* _Work to complete_
Your task is to print all of the material verbatim.

━━━━━ Data listing

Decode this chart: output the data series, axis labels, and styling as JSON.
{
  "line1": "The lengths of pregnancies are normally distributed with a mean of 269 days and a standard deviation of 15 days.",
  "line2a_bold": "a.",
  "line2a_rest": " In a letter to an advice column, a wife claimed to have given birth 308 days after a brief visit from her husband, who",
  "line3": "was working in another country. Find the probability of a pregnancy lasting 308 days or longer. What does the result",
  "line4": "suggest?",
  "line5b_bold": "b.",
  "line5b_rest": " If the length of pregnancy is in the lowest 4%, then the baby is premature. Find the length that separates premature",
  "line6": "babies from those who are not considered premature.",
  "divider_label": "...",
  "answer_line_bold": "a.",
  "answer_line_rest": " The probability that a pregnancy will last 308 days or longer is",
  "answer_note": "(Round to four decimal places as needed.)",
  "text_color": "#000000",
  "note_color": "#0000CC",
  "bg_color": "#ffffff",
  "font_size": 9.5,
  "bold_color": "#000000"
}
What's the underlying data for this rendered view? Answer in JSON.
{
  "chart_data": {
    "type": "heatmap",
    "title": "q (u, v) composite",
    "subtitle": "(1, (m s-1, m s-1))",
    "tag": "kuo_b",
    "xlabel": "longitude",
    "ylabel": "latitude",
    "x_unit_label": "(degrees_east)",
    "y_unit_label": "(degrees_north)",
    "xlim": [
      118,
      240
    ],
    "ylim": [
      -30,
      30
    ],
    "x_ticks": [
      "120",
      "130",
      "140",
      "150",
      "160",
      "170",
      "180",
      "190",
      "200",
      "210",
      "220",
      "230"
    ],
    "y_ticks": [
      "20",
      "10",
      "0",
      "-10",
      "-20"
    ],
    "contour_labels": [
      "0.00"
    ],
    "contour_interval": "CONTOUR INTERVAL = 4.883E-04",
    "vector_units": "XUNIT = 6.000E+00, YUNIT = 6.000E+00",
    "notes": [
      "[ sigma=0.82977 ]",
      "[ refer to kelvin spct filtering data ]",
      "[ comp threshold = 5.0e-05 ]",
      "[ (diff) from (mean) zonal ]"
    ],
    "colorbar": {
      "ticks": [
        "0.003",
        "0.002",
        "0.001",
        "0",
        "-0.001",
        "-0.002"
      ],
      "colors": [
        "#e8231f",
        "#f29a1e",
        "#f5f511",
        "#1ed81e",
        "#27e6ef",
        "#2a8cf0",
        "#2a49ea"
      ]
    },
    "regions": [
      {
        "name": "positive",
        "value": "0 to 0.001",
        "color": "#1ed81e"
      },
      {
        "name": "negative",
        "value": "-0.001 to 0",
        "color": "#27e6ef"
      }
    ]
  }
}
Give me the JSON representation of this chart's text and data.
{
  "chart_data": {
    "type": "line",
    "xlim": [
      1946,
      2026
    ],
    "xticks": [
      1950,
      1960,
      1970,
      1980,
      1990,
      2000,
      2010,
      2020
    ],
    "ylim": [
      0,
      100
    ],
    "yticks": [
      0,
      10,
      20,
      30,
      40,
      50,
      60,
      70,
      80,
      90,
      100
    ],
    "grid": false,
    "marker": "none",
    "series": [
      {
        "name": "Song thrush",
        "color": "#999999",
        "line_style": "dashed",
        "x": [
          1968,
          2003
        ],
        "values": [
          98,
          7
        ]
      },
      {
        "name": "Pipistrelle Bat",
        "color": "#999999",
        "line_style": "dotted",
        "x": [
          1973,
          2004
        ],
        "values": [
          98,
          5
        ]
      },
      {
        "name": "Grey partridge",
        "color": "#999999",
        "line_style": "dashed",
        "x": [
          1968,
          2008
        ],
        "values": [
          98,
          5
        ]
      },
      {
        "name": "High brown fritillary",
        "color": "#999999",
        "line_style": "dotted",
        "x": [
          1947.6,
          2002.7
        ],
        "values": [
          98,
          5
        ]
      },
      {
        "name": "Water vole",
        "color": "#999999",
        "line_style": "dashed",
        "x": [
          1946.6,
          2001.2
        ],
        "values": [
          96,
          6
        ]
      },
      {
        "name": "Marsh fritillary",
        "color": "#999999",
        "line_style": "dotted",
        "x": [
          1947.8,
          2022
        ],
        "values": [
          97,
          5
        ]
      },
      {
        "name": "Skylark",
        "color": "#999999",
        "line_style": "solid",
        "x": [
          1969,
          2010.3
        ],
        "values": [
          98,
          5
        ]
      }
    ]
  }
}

━━━━━━━━━━

* _Response to the exercise_
Decode this chart: output the data series, axis labels, and styling as JSON.
{
  "line1": "The lengths of pregnancies are normally distributed with a mean of 269 days and a standard deviation of 15 days.",
  "line2a_bold": "a.",
  "line2a_rest": " In a letter to an advice column, a wife claimed to have given birth 308 days after a brief visit from her husband, who",
  "line3": "was working in another country. Find the probability of a pregnancy lasting 308 days or longer. What does the result",
  "line4": "suggest?",
  "line5b_bold": "b.",
  "line5b_rest": " If the length of pregnancy is in the lowest 4%, then the baby is premature. Find the length that separates premature",
  "line6": "babies from those who are not considered premature.",
  "divider_label": "...",
  "answer_line_bold": "a.",
  "answer_line_rest": " The probability that a pregnancy will last 308 days or longer is",
  "answer_note": "(Round to four decimal places as needed.)",
  "text_color": "#000000",
  "note_color": "#0000CC",
  "bg_color": "#ffffff",
  "font_size": 9.5,
  "bold_color": "#000000"
}
What's the underlying data for this rendered view? Answer in JSON.
{
  "chart_data": {
    "type": "heatmap",
    "title": "q (u, v) composite",
    "subtitle": "(1, (m s-1, m s-1))",
    "tag": "kuo_b",
    "xlabel": "longitude",
    "ylabel": "latitude",
    "x_unit_label": "(degrees_east)",
    "y_unit_label": "(degrees_north)",
    "xlim": [
      118,
      240
    ],
    "ylim": [
      -30,
      30
    ],
    "x_ticks": [
      "120",
      "130",
      "140",
      "150",
      "160",
      "170",
      "180",
      "190",
      "200",
      "210",
      "220",
      "230"
    ],
    "y_ticks": [
      "20",
      "10",
      "0",
      "-10",
      "-20"
    ],
    "contour_labels": [
      "0.00"
    ],
    "contour_interval": "CONTOUR INTERVAL = 4.883E-04",
    "vector_units": "XUNIT = 6.000E+00, YUNIT = 6.000E+00",
    "notes": [
      "[ sigma=0.82977 ]",
      "[ refer to kelvin spct filtering data ]",
      "[ comp threshold = 5.0e-05 ]",
      "[ (diff) from (mean) zonal ]"
    ],
    "colorbar": {
      "ticks": [
        "0.003",
        "0.002",
        "0.001",
        "0",
        "-0.001",
        "-0.002"
      ],
      "colors": [
        "#e8231f",
        "#f29a1e",
        "#f5f511",
        "#1ed81e",
        "#27e6ef",
        "#2a8cf0",
        "#2a49ea"
      ]
    },
    "regions": [
      {
        "name": "positive",
        "value": "0 to 0.001",
        "color": "#1ed81e"
      },
      {
        "name": "negative",
        "value": "-0.001 to 0",
        "color": "#27e6ef"
      }
    ]
  }
}
Give me the JSON representation of this chart's text and data.
{
  "chart_data": {
    "type": "line",
    "xlim": [
      1946,
      2026
    ],
    "xticks": [
      1950,
      1960,
      1970,
      1980,
      1990,
      2000,
      2010,
      2020
    ],
    "ylim": [
      0,
      100
    ],
    "yticks": [
      0,
      10,
      20,
      30,
      40,
      50,
      60,
      70,
      80,
      90,
      100
    ],
    "grid": false,
    "marker": "none",
    "series": [
      {
        "name": "Song thrush",
        "color": "#999999",
        "line_style": "dashed",
        "x": [
          1968,
          2003
        ],
        "values": [
          98,
          7
        ]
      },
      {
        "name": "Pipistrelle Bat",
        "color": "#999999",
        "line_style": "dotted",
        "x": [
          1973,
          2004
        ],
        "values": [
          98,
          5
        ]
      },
      {
        "name": "Grey partridge",
        "color": "#999999",
        "line_style": "dashed",
        "x": [
          1968,
          2008
        ],
        "values": [
          98,
          5
        ]
      },
      {
        "name": "High brown fritillary",
        "color": "#999999",
        "line_style": "dotted",
        "x": [
          1947.6,
          2002.7
        ],
        "values": [
          98,
          5
        ]
      },
      {
        "name": "Water vole",
        "color": "#999999",
        "line_style": "dashed",
        "x": [
          1946.6,
          2001.2
        ],
        "values": [
          96,
          6
        ]
      },
      {
        "name": "Marsh fritillary",
        "color": "#999999",
        "line_style": "dotted",
        "x": [
          1947.8,
          2022
        ],
        "values": [
          97,
          5
        ]
      },
      {
        "name": "Skylark",
        "color": "#999999",
        "line_style": "solid",
        "x": [
          1969,
          2010.3
        ],
        "values": [
          98,
          5
        ]
      }
    ]
  }
}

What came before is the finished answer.